> _Brano selezionato_
LA CORTE SUPREMA DI CASSAZIONE

SEZIONE SESTA CIVILE

SOTTOSEZIONE 1

Composta dagli Ill.mi Sigg.ri Magistrati:

Dott. GENOVESE Francesco Antonio – Presidente –

Dott. SAMBITO Maria Giovanna Concetta – Consigliere –

Dott. FERRO Massimo – Consigliere –

Dott. MARULLI Marco – Consigliere –

Dott. MERCOLINO Guido – rel. Consigliere –

ha pronunciato la seguente:

ORDINANZA

sul ricorso iscritto al n. 5750/2017 R.G. proposto da:

C.A., rappresentato e difeso dall’Avv. Francesco Roppo,

con domicilio in Roma, Piazza Cavour, presso la Cancelleria civile

della Corte di Cassazione;

– ricorrente –

contro

MINISTERO DELL’INTERNO;

– intimato –

avverso la sentenza della Corte d’appello di Bologna n. 185/17

depositata il 24 gennaio 2017.

> _Istruzioni e requisiti_
Per favore, prosegui l'ordinanza della Cassazione riportata sopra, riprendendo subito dopo la sua ultima riga. L'elenco riportato qui non serve per svolgere il lavoro.

> _Dati forniti_
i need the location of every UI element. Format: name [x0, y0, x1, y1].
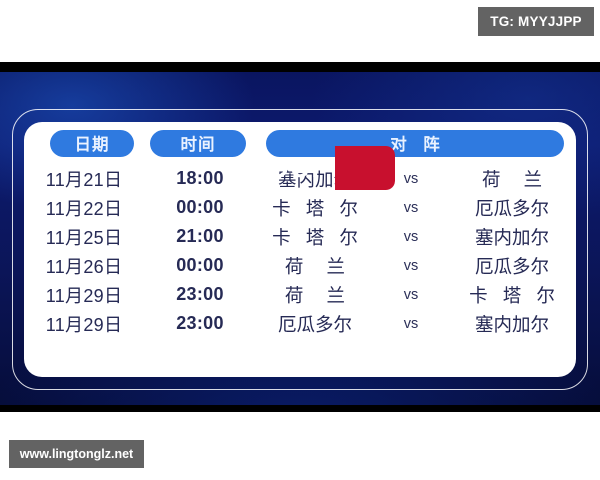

> _Risposta_
Udita la relazione svolta nella Camera di consiglio del 20 giugno

2017 dal Consigliere Dott. Guido Mercolino.

Fatto

RILEVATO IN FATTO

che C.A., sedicente cittadino del Mali, ha proposto ricorso per cassazione, per tre motivi, avverso la sentenza del 24 gennaio 2017, con cui la Corte d’appello di Bologna ha accolto il gravame interposto dal Ministero dell’interno avverso l’ordinanza emessa l’8 febbraio 2016, con cui il Tribunale di Bologna aveva riconosciuto all’appellato la protezione sussidiaria.

che il Ministero dell’interno non ha svolto attività difensiva;

che il Collegio ha deliberato, ai sensi del Decreto del Primo Presidente del 14 settembre 2016, che la motivazione dell’ordinanza sia redatta in forma semplificata.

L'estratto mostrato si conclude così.